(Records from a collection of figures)
☆ ☆ ☆

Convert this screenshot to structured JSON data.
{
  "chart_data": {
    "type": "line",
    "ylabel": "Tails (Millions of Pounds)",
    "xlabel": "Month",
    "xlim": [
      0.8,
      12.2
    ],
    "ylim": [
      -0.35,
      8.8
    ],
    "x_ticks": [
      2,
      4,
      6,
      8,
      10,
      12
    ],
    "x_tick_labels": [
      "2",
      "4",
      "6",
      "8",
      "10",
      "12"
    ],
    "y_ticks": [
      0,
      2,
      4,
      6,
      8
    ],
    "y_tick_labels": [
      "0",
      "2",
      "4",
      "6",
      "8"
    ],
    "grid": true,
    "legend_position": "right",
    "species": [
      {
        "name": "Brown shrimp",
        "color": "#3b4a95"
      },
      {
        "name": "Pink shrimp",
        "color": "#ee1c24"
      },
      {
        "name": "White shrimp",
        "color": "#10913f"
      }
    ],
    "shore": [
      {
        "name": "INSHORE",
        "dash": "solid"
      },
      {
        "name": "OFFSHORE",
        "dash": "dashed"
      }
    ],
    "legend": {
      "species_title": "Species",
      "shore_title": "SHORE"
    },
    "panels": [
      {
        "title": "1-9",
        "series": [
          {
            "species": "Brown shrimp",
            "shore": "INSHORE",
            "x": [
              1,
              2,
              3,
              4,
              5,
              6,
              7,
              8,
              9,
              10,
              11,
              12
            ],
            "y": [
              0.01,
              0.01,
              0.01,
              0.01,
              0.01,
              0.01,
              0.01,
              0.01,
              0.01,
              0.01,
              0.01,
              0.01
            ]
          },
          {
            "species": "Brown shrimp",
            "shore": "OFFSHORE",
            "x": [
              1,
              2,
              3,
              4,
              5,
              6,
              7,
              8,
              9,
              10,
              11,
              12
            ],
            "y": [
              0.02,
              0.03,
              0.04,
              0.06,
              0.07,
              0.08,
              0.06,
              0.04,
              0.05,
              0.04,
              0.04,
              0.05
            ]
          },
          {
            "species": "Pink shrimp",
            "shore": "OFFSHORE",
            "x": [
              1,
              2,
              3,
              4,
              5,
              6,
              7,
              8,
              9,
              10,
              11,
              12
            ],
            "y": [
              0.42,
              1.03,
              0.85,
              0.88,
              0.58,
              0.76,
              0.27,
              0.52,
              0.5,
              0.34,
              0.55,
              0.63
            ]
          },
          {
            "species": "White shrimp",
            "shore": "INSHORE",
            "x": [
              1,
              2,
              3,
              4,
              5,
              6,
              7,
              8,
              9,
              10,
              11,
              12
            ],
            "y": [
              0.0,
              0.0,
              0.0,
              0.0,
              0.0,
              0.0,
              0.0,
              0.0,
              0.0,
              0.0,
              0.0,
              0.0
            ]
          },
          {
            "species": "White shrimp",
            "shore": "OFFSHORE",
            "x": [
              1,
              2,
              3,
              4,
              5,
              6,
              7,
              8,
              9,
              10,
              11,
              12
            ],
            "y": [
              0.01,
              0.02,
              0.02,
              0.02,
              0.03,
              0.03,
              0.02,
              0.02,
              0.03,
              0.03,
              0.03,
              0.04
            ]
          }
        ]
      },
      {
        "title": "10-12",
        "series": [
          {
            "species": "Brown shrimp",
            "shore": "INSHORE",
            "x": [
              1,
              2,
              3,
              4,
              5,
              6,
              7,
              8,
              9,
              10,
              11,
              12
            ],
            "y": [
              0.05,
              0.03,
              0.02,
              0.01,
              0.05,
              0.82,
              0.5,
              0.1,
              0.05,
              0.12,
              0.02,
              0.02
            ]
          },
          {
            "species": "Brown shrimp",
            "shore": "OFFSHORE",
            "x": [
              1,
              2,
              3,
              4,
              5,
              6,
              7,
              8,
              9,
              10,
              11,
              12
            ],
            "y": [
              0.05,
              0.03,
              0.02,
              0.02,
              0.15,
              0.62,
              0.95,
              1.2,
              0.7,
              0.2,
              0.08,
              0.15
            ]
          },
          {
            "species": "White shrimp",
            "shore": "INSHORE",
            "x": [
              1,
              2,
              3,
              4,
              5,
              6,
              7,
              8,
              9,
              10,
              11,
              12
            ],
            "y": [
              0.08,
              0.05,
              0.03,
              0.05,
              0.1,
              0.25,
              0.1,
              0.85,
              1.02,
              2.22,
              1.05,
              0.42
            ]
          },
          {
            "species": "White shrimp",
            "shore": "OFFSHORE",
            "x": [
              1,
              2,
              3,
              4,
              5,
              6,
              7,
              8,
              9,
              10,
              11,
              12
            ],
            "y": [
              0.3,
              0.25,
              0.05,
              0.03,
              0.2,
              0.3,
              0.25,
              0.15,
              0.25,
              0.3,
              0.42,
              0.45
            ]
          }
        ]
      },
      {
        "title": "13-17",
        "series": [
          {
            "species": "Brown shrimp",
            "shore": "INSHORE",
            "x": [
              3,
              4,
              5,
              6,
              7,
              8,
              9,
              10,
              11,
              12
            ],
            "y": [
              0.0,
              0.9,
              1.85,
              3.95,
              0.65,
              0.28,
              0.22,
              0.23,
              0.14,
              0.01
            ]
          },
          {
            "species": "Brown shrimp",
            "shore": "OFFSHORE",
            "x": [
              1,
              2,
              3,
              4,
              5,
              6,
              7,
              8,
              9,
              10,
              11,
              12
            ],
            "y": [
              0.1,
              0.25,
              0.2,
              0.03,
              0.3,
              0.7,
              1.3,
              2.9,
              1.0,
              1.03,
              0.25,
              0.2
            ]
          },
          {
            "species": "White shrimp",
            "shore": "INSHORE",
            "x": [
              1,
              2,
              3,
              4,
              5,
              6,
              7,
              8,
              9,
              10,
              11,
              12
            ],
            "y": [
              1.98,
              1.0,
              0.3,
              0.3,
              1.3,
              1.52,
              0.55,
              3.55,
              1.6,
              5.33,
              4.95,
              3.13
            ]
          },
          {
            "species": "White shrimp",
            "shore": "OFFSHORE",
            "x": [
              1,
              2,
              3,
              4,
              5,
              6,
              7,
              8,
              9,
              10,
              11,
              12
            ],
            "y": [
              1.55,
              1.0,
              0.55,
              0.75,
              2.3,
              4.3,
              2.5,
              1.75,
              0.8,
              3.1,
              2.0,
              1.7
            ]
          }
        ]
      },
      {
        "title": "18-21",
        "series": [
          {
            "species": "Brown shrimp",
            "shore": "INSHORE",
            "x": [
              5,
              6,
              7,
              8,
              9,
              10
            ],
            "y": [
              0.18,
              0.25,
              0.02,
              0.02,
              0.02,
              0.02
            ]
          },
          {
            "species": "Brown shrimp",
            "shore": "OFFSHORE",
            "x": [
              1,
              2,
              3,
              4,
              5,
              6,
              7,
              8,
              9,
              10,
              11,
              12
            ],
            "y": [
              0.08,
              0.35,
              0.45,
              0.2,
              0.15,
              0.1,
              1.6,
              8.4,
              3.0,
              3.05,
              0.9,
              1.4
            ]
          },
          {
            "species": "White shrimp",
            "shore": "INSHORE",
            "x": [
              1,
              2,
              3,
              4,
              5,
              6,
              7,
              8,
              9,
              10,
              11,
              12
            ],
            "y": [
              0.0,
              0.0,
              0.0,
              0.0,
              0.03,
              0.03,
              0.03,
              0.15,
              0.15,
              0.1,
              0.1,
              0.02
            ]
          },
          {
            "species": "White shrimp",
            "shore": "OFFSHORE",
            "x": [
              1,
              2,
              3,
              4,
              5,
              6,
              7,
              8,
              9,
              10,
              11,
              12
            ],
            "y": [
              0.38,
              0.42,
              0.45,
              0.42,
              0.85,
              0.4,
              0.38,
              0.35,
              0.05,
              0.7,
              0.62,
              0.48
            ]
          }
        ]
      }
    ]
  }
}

☆ ☆ ☆

**Task details:**
Set down the entries above again, word for word.

**Complete response:**
Convert this screenshot to structured JSON data.
{
  "chart_data": {
    "type": "line",
    "ylabel": "Tails (Millions of Pounds)",
    "xlabel": "Month",
    "xlim": [
      0.8,
      12.2
    ],
    "ylim": [
      -0.35,
      8.8
    ],
    "x_ticks": [
      2,
      4,
      6,
      8,
      10,
      12
    ],
    "x_tick_labels": [
      "2",
      "4",
      "6",
      "8",
      "10",
      "12"
    ],
    "y_ticks": [
      0,
      2,
      4,
      6,
      8
    ],
    "y_tick_labels": [
      "0",
      "2",
      "4",
      "6",
      "8"
    ],
    "grid": true,
    "legend_position": "right",
    "species": [
      {
        "name": "Brown shrimp",
        "color": "#3b4a95"
      },
      {
        "name": "Pink shrimp",
        "color": "#ee1c24"
      },
      {
        "name": "White shrimp",
        "color": "#10913f"
      }
    ],
    "shore": [
      {
        "name": "INSHORE",
        "dash": "solid"
      },
      {
        "name": "OFFSHORE",
        "dash": "dashed"
      }
    ],
    "legend": {
      "species_title": "Species",
      "shore_title": "SHORE"
    },
    "panels": [
      {
        "title": "1-9",
        "series": [
          {
            "species": "Brown shrimp",
            "shore": "INSHORE",
            "x": [
              1,
              2,
              3,
              4,
              5,
              6,
              7,
              8,
              9,
              10,
              11,
              12
            ],
            "y": [
              0.01,
              0.01,
              0.01,
              0.01,
              0.01,
              0.01,
              0.01,
              0.01,
              0.01,
              0.01,
              0.01,
              0.01
            ]
          },
          {
            "species": "Brown shrimp",
            "shore": "OFFSHORE",
            "x": [
              1,
              2,
              3,
              4,
              5,
              6,
              7,
              8,
              9,
              10,
              11,
              12
            ],
            "y": [
              0.02,
              0.03,
              0.04,
              0.06,
              0.07,
              0.08,
              0.06,
              0.04,
              0.05,
              0.04,
              0.04,
              0.05
            ]
          },
          {
            "species": "Pink shrimp",
            "shore": "OFFSHORE",
            "x": [
              1,
              2,
              3,
              4,
              5,
              6,
              7,
              8,
              9,
              10,
              11,
              12
            ],
            "y": [
              0.42,
              1.03,
              0.85,
              0.88,
              0.58,
              0.76,
              0.27,
              0.52,
              0.5,
              0.34,
              0.55,
              0.63
            ]
          },
          {
            "species": "White shrimp",
            "shore": "INSHORE",
            "x": [
              1,
              2,
              3,
              4,
              5,
              6,
              7,
              8,
              9,
              10,
              11,
              12
            ],
            "y": [
              0.0,
              0.0,
              0.0,
              0.0,
              0.0,
              0.0,
              0.0,
              0.0,
              0.0,
              0.0,
              0.0,
              0.0
            ]
          },
          {
            "species": "White shrimp",
            "shore": "OFFSHORE",
            "x": [
              1,
              2,
              3,
              4,
              5,
              6,
              7,
              8,
              9,
              10,
              11,
              12
            ],
            "y": [
              0.01,
              0.02,
              0.02,
              0.02,
              0.03,
              0.03,
              0.02,
              0.02,
              0.03,
              0.03,
              0.03,
              0.04
            ]
          }
        ]
      },
      {
        "title": "10-12",
        "series": [
          {
            "species": "Brown shrimp",
            "shore": "INSHORE",
            "x": [
              1,
              2,
              3,
              4,
              5,
              6,
              7,
              8,
              9,
              10,
              11,
              12
            ],
            "y": [
              0.05,
              0.03,
              0.02,
              0.01,
              0.05,
              0.82,
              0.5,
              0.1,
              0.05,
              0.12,
              0.02,
              0.02
            ]
          },
          {
            "species": "Brown shrimp",
            "shore": "OFFSHORE",
            "x": [
              1,
              2,
              3,
              4,
              5,
              6,
              7,
              8,
              9,
              10,
              11,
              12
            ],
            "y": [
              0.05,
              0.03,
              0.02,
              0.02,
              0.15,
              0.62,
              0.95,
              1.2,
              0.7,
              0.2,
              0.08,
              0.15
            ]
          },
          {
            "species": "White shrimp",
            "shore": "INSHORE",
            "x": [
              1,
              2,
              3,
              4,
              5,
              6,
              7,
              8,
              9,
              10,
              11,
              12
            ],
            "y": [
              0.08,
              0.05,
              0.03,
              0.05,
              0.1,
              0.25,
              0.1,
              0.85,
              1.02,
              2.22,
              1.05,
              0.42
            ]
          },
          {
            "species": "White shrimp",
            "shore": "OFFSHORE",
            "x": [
              1,
              2,
              3,
              4,
              5,
              6,
              7,
              8,
              9,
              10,
              11,
              12
            ],
            "y": [
              0.3,
              0.25,
              0.05,
              0.03,
              0.2,
              0.3,
              0.25,
              0.15,
              0.25,
              0.3,
              0.42,
              0.45
            ]
          }
        ]
      },
      {
        "title": "13-17",
        "series": [
          {
            "species": "Brown shrimp",
            "shore": "INSHORE",
            "x": [
              3,
              4,
              5,
              6,
              7,
              8,
              9,
              10,
              11,
              12
            ],
            "y": [
              0.0,
              0.9,
              1.85,
              3.95,
              0.65,
              0.28,
              0.22,
              0.23,
              0.14,
              0.01
            ]
          },
          {
            "species": "Brown shrimp",
            "shore": "OFFSHORE",
            "x": [
              1,
              2,
              3,
              4,
              5,
              6,
              7,
              8,
              9,
              10,
              11,
              12
            ],
            "y": [
              0.1,
              0.25,
              0.2,
              0.03,
              0.3,
              0.7,
              1.3,
              2.9,
              1.0,
              1.03,
              0.25,
              0.2
            ]
          },
          {
            "species": "White shrimp",
            "shore": "INSHORE",
            "x": [
              1,
              2,
              3,
              4,
              5,
              6,
              7,
              8,
              9,
              10,
              11,
              12
            ],
            "y": [
              1.98,
              1.0,
              0.3,
              0.3,
              1.3,
              1.52,
              0.55,
              3.55,
              1.6,
              5.33,
              4.95,
              3.13
            ]
          },
          {
            "species": "White shrimp",
            "shore": "OFFSHORE",
            "x": [
              1,
              2,
              3,
              4,
              5,
              6,
              7,
              8,
              9,
              10,
              11,
              12
            ],
            "y": [
              1.55,
              1.0,
              0.55,
              0.75,
              2.3,
              4.3,
              2.5,
              1.75,
              0.8,
              3.1,
              2.0,
              1.7
            ]
          }
        ]
      },
      {
        "title": "18-21",
        "series": [
          {
            "species": "Brown shrimp",
            "shore": "INSHORE",
            "x": [
              5,
              6,
              7,
              8,
              9,
              10
            ],
            "y": [
              0.18,
              0.25,
              0.02,
              0.02,
              0.02,
              0.02
            ]
          },
          {
            "species": "Brown shrimp",
            "shore": "OFFSHORE",
            "x": [
              1,
              2,
              3,
              4,
              5,
              6,
              7,
              8,
              9,
              10,
              11,
              12
            ],
            "y": [
              0.08,
              0.35,
              0.45,
              0.2,
              0.15,
              0.1,
              1.6,
              8.4,
              3.0,
              3.05,
              0.9,
              1.4
            ]
          },
          {
            "species": "White shrimp",
            "shore": "INSHORE",
            "x": [
              1,
              2,
              3,
              4,
              5,
              6,
              7,
              8,
              9,
              10,
              11,
              12
            ],
            "y": [
              0.0,
              0.0,
              0.0,
              0.0,
              0.03,
              0.03,
              0.03,
              0.15,
              0.15,
              0.1,
              0.1,
              0.02
            ]
          },
          {
            "species": "White shrimp",
            "shore": "OFFSHORE",
            "x": [
              1,
              2,
              3,
              4,
              5,
              6,
              7,
              8,
              9,
              10,
              11,
              12
            ],
            "y": [
              0.38,
              0.42,
              0.45,
              0.42,
              0.85,
              0.4,
              0.38,
              0.35,
              0.05,
              0.7,
              0.62,
              0.48
            ]
          }
        ]
      }
    ]
  }
}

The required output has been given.